═════ RECORD LIST

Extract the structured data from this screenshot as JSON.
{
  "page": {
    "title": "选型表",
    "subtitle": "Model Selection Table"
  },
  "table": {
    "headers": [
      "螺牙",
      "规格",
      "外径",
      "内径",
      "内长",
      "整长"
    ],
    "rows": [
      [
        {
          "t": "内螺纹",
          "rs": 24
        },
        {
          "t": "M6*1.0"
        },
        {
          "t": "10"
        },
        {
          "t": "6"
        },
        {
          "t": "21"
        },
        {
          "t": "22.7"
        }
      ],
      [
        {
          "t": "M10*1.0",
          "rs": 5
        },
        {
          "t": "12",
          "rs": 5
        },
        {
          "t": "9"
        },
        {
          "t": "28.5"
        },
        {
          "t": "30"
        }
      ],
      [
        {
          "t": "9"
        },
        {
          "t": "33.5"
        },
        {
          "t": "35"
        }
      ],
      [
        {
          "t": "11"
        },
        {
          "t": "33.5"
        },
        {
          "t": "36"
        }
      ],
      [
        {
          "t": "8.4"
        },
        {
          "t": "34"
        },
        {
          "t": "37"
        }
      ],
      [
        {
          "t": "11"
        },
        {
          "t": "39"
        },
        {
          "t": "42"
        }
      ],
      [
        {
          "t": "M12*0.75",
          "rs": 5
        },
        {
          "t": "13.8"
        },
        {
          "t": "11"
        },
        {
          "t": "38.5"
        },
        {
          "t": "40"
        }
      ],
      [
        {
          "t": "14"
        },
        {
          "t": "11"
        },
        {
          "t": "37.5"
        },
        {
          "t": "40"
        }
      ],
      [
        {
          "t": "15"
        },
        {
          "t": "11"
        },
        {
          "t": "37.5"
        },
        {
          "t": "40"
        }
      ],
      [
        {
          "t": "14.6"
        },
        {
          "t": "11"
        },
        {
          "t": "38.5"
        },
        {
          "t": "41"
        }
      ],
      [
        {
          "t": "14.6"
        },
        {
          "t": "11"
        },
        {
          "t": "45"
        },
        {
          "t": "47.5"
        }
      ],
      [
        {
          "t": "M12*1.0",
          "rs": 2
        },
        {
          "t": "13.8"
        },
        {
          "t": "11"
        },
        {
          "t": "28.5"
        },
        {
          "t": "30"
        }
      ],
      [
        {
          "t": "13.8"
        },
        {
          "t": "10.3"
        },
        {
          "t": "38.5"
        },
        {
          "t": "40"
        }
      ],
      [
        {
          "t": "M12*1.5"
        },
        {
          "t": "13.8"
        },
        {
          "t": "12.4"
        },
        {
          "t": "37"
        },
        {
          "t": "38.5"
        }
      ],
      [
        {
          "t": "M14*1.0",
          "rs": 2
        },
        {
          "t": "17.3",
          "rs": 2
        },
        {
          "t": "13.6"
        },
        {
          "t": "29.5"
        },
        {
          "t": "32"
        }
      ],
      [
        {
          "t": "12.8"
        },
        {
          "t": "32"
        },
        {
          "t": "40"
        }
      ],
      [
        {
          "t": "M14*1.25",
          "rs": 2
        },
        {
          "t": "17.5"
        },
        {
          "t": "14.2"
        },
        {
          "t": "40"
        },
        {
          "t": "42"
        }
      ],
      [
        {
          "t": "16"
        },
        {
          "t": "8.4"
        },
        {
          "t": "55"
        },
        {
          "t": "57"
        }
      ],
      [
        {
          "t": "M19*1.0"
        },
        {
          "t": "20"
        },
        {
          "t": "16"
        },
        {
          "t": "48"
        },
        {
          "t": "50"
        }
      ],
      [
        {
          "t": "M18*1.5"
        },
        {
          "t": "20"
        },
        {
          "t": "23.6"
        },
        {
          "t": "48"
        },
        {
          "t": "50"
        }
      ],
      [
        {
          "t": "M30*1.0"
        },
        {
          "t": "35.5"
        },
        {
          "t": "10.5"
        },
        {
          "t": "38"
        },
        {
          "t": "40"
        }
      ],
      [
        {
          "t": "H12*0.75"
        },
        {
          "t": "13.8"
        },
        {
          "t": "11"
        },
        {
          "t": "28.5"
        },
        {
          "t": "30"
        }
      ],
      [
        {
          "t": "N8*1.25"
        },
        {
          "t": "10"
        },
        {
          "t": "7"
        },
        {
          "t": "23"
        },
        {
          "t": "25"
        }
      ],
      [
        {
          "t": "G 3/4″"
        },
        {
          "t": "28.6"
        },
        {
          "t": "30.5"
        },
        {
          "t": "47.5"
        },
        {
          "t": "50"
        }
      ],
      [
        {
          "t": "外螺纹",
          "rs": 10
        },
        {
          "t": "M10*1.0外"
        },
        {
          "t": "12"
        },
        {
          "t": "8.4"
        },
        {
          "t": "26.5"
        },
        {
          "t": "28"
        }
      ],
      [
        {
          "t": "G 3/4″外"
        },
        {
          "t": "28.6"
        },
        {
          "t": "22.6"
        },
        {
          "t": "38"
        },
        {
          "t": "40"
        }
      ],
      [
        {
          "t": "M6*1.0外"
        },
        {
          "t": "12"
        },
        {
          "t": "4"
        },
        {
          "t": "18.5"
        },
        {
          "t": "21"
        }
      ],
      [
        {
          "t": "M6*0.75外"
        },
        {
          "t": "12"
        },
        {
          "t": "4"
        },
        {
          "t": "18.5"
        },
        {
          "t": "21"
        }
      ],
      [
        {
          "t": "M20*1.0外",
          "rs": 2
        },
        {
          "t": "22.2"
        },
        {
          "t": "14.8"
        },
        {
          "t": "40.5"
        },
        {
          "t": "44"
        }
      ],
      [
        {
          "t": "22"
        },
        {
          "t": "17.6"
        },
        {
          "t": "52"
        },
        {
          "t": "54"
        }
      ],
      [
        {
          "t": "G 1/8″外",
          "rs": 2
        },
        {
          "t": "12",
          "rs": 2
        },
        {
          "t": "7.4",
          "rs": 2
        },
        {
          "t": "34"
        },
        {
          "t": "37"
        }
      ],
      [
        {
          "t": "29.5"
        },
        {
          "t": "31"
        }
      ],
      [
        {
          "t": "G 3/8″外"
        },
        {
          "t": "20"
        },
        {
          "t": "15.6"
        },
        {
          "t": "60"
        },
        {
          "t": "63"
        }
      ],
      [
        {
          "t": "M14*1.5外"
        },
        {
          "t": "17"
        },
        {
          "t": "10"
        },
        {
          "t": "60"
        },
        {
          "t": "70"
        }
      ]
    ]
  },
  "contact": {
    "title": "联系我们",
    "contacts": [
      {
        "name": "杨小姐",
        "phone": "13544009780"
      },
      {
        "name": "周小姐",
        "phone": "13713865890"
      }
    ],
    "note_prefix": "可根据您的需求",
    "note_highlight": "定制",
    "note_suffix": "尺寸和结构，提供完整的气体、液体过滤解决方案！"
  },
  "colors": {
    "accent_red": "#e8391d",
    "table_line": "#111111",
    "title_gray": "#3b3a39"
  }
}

══════════

## WHAT NEEDS TO BE DONE
Show every line of the listing in which the string "phone" can be found.

## EXERCISE ANSWER
        "phone": "13544009780"
        "phone": "13713865890"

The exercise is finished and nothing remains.